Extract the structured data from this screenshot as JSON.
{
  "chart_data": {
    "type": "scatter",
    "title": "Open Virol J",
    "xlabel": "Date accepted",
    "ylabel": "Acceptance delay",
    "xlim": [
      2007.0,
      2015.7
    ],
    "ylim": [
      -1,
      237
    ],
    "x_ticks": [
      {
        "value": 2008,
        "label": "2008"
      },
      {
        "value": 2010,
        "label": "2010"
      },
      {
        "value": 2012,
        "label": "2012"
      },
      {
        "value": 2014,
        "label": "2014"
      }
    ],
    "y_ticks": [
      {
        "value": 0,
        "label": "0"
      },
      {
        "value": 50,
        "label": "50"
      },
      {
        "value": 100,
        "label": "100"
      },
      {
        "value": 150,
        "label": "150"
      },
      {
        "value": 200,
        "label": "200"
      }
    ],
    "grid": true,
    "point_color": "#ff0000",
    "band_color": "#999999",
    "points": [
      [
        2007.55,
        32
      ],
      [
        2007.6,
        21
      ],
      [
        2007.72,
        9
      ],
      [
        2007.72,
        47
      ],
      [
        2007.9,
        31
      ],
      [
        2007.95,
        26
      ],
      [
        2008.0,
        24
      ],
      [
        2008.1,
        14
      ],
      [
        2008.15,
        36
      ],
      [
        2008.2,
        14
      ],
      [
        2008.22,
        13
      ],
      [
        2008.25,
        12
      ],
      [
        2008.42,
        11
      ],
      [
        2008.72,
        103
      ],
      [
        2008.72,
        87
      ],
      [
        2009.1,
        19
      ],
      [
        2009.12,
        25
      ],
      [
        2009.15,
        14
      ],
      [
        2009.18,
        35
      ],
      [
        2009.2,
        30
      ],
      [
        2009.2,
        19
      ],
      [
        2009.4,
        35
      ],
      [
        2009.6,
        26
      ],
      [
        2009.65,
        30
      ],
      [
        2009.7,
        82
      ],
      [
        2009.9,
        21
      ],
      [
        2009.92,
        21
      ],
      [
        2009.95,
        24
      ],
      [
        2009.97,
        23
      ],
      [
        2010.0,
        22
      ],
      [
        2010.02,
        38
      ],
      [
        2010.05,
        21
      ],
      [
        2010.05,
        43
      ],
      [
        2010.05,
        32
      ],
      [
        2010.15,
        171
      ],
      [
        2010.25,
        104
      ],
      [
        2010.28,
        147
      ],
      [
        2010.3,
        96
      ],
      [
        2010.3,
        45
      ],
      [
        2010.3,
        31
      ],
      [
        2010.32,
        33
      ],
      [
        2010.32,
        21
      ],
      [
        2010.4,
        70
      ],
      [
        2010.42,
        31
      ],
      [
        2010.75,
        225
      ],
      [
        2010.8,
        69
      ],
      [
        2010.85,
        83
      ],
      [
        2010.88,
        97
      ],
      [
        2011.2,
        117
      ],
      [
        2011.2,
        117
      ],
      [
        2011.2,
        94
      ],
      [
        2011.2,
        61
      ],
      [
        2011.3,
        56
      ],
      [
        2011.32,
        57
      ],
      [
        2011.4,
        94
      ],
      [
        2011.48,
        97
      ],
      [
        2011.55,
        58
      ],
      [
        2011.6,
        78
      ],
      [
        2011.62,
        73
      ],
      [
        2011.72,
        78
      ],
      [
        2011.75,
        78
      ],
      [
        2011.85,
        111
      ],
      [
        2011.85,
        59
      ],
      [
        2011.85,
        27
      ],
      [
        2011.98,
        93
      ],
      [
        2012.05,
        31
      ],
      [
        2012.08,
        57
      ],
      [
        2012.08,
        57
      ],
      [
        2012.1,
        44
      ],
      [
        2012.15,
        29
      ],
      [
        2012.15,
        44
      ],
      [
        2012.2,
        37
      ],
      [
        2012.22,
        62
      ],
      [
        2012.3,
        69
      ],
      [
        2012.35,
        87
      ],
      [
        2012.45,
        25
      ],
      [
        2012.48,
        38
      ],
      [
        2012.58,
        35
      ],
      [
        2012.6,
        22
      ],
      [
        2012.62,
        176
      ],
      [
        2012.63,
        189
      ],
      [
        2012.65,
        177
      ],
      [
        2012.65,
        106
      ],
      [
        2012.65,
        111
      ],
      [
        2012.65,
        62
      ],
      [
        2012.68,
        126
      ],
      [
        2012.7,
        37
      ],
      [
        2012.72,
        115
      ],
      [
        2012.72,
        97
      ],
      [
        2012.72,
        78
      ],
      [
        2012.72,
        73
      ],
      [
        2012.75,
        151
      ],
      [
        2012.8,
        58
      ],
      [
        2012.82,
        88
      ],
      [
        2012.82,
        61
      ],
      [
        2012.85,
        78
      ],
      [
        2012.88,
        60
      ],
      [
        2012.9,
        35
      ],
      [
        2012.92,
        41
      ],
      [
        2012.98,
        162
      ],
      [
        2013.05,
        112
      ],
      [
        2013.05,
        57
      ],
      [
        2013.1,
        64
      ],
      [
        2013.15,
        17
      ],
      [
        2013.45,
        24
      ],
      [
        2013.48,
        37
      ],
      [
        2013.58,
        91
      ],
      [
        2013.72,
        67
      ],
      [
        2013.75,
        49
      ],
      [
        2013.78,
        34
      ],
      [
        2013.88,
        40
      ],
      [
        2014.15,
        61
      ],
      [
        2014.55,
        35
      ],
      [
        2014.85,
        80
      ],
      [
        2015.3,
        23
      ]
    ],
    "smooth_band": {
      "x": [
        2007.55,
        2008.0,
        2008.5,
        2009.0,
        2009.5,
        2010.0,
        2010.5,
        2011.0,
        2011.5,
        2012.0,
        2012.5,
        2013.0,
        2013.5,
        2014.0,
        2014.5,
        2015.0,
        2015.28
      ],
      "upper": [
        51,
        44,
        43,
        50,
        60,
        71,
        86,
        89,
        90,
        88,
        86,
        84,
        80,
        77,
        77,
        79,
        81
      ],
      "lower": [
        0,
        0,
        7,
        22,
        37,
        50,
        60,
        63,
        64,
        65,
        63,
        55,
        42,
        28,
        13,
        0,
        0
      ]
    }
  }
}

**Task:** Return every line containing "value".

**Response:**
        "value": 2008,
        "value": 2010,
        "value": 2012,
        "value": 2014,
        "value": 0,
        "value": 50,
        "value": 100,
        "value": 150,
        "value": 200,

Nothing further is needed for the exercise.